## GOAL OF THE EXERCISE
Each record below is to be reproduced without any change.

(Dataset listings of figures)
···

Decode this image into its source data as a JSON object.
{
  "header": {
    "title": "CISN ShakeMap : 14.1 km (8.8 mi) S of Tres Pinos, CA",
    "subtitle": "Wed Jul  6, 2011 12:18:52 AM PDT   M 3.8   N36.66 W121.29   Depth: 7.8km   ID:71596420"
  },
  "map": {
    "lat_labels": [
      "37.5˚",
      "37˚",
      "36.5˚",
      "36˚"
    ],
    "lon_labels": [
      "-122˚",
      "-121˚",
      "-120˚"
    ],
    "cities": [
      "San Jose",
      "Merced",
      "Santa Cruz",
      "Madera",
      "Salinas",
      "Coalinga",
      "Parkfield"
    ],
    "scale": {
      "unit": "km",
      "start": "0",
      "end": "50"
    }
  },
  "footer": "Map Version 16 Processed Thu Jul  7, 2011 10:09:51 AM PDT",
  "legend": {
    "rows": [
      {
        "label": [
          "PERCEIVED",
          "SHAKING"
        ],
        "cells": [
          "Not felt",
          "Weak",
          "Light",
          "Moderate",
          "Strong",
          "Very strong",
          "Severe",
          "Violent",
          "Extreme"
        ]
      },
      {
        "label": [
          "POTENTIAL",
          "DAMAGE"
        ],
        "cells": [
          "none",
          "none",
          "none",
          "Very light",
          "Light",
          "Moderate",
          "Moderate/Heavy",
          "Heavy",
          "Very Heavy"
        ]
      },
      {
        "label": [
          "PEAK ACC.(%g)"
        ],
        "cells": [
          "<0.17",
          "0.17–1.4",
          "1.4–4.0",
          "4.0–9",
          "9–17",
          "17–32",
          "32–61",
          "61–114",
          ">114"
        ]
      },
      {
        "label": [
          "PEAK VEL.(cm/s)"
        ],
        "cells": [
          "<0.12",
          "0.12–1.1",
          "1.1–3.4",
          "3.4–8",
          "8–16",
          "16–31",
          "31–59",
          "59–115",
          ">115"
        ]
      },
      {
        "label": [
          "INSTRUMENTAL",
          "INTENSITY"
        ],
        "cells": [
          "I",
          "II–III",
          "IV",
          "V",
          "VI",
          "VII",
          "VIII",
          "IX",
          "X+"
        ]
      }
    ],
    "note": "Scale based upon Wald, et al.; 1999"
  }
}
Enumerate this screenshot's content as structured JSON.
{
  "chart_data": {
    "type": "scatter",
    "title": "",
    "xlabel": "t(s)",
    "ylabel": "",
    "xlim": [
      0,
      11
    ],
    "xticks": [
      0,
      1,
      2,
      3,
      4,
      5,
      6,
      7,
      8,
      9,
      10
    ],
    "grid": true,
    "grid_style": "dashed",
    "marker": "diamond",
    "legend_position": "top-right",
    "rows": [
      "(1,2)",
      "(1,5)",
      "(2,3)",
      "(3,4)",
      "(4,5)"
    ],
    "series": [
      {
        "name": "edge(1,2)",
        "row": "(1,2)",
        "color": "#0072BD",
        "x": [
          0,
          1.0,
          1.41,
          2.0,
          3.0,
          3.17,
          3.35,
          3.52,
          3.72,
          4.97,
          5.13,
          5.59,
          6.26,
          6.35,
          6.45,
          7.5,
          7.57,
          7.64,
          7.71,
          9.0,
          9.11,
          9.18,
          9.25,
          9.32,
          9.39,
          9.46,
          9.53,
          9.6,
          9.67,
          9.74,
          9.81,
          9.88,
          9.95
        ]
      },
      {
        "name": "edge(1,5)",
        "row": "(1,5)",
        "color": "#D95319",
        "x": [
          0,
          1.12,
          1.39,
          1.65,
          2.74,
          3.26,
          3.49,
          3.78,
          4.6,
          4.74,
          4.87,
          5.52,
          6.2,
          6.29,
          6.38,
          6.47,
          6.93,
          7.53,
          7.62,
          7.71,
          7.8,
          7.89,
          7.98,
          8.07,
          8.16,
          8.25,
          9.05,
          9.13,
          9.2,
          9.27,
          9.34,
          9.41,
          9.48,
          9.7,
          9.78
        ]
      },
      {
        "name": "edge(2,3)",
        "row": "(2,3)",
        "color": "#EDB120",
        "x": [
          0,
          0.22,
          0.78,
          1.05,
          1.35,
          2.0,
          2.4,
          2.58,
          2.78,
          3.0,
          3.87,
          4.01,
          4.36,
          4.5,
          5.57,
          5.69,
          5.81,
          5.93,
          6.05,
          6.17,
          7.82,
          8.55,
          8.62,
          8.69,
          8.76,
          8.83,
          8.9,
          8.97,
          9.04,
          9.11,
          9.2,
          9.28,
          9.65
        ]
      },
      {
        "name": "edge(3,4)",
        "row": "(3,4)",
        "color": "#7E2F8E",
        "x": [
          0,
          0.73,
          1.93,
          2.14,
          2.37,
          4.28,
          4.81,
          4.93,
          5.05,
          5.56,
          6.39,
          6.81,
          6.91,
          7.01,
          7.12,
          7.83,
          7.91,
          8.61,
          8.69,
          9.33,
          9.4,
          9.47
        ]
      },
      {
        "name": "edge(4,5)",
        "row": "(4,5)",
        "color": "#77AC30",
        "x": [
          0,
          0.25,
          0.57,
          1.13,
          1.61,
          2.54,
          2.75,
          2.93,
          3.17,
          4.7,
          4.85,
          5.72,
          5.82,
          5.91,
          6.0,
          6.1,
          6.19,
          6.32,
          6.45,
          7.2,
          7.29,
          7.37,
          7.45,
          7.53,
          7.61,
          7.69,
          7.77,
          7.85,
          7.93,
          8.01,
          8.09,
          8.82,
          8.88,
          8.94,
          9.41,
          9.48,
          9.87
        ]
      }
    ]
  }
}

···

## TASK ANSWER
Decode this image into its source data as a JSON object.
{
  "header": {
    "title": "CISN ShakeMap : 14.1 km (8.8 mi) S of Tres Pinos, CA",
    "subtitle": "Wed Jul  6, 2011 12:18:52 AM PDT   M 3.8   N36.66 W121.29   Depth: 7.8km   ID:71596420"
  },
  "map": {
    "lat_labels": [
      "37.5˚",
      "37˚",
      "36.5˚",
      "36˚"
    ],
    "lon_labels": [
      "-122˚",
      "-121˚",
      "-120˚"
    ],
    "cities": [
      "San Jose",
      "Merced",
      "Santa Cruz",
      "Madera",
      "Salinas",
      "Coalinga",
      "Parkfield"
    ],
    "scale": {
      "unit": "km",
      "start": "0",
      "end": "50"
    }
  },
  "footer": "Map Version 16 Processed Thu Jul  7, 2011 10:09:51 AM PDT",
  "legend": {
    "rows": [
      {
        "label": [
          "PERCEIVED",
          "SHAKING"
        ],
        "cells": [
          "Not felt",
          "Weak",
          "Light",
          "Moderate",
          "Strong",
          "Very strong",
          "Severe",
          "Violent",
          "Extreme"
        ]
      },
      {
        "label": [
          "POTENTIAL",
          "DAMAGE"
        ],
        "cells": [
          "none",
          "none",
          "none",
          "Very light",
          "Light",
          "Moderate",
          "Moderate/Heavy",
          "Heavy",
          "Very Heavy"
        ]
      },
      {
        "label": [
          "PEAK ACC.(%g)"
        ],
        "cells": [
          "<0.17",
          "0.17–1.4",
          "1.4–4.0",
          "4.0–9",
          "9–17",
          "17–32",
          "32–61",
          "61–114",
          ">114"
        ]
      },
      {
        "label": [
          "PEAK VEL.(cm/s)"
        ],
        "cells": [
          "<0.12",
          "0.12–1.1",
          "1.1–3.4",
          "3.4–8",
          "8–16",
          "16–31",
          "31–59",
          "59–115",
          ">115"
        ]
      },
      {
        "label": [
          "INSTRUMENTAL",
          "INTENSITY"
        ],
        "cells": [
          "I",
          "II–III",
          "IV",
          "V",
          "VI",
          "VII",
          "VIII",
          "IX",
          "X+"
        ]
      }
    ],
    "note": "Scale based upon Wald, et al.; 1999"
  }
}
Enumerate this screenshot's content as structured JSON.
{
  "chart_data": {
    "type": "scatter",
    "title": "",
    "xlabel": "t(s)",
    "ylabel": "",
    "xlim": [
      0,
      11
    ],
    "xticks": [
      0,
      1,
      2,
      3,
      4,
      5,
      6,
      7,
      8,
      9,
      10
    ],
    "grid": true,
    "grid_style": "dashed",
    "marker": "diamond",
    "legend_position": "top-right",
    "rows": [
      "(1,2)",
      "(1,5)",
      "(2,3)",
      "(3,4)",
      "(4,5)"
    ],
    "series": [
      {
        "name": "edge(1,2)",
        "row": "(1,2)",
        "color": "#0072BD",
        "x": [
          0,
          1.0,
          1.41,
          2.0,
          3.0,
          3.17,
          3.35,
          3.52,
          3.72,
          4.97,
          5.13,
          5.59,
          6.26,
          6.35,
          6.45,
          7.5,
          7.57,
          7.64,
          7.71,
          9.0,
          9.11,
          9.18,
          9.25,
          9.32,
          9.39,
          9.46,
          9.53,
          9.6,
          9.67,
          9.74,
          9.81,
          9.88,
          9.95
        ]
      },
      {
        "name": "edge(1,5)",
        "row": "(1,5)",
        "color": "#D95319",
        "x": [
          0,
          1.12,
          1.39,
          1.65,
          2.74,
          3.26,
          3.49,
          3.78,
          4.6,
          4.74,
          4.87,
          5.52,
          6.2,
          6.29,
          6.38,
          6.47,
          6.93,
          7.53,
          7.62,
          7.71,
          7.8,
          7.89,
          7.98,
          8.07,
          8.16,
          8.25,
          9.05,
          9.13,
          9.2,
          9.27,
          9.34,
          9.41,
          9.48,
          9.7,
          9.78
        ]
      },
      {
        "name": "edge(2,3)",
        "row": "(2,3)",
        "color": "#EDB120",
        "x": [
          0,
          0.22,
          0.78,
          1.05,
          1.35,
          2.0,
          2.4,
          2.58,
          2.78,
          3.0,
          3.87,
          4.01,
          4.36,
          4.5,
          5.57,
          5.69,
          5.81,
          5.93,
          6.05,
          6.17,
          7.82,
          8.55,
          8.62,
          8.69,
          8.76,
          8.83,
          8.9,
          8.97,
          9.04,
          9.11,
          9.2,
          9.28,
          9.65
        ]
      },
      {
        "name": "edge(3,4)",
        "row": "(3,4)",
        "color": "#7E2F8E",
        "x": [
          0,
          0.73,
          1.93,
          2.14,
          2.37,
          4.28,
          4.81,
          4.93,
          5.05,
          5.56,
          6.39,
          6.81,
          6.91,
          7.01,
          7.12,
          7.83,
          7.91,
          8.61,
          8.69,
          9.33,
          9.4,
          9.47
        ]
      },
      {
        "name": "edge(4,5)",
        "row": "(4,5)",
        "color": "#77AC30",
        "x": [
          0,
          0.25,
          0.57,
          1.13,
          1.61,
          2.54,
          2.75,
          2.93,
          3.17,
          4.7,
          4.85,
          5.72,
          5.82,
          5.91,
          6.0,
          6.1,
          6.19,
          6.32,
          6.45,
          7.2,
          7.29,
          7.37,
          7.45,
          7.53,
          7.61,
          7.69,
          7.77,
          7.85,
          7.93,
          8.01,
          8.09,
          8.82,
          8.88,
          8.94,
          9.41,
          9.48,
          9.87
        ]
      }
    ]
  }
}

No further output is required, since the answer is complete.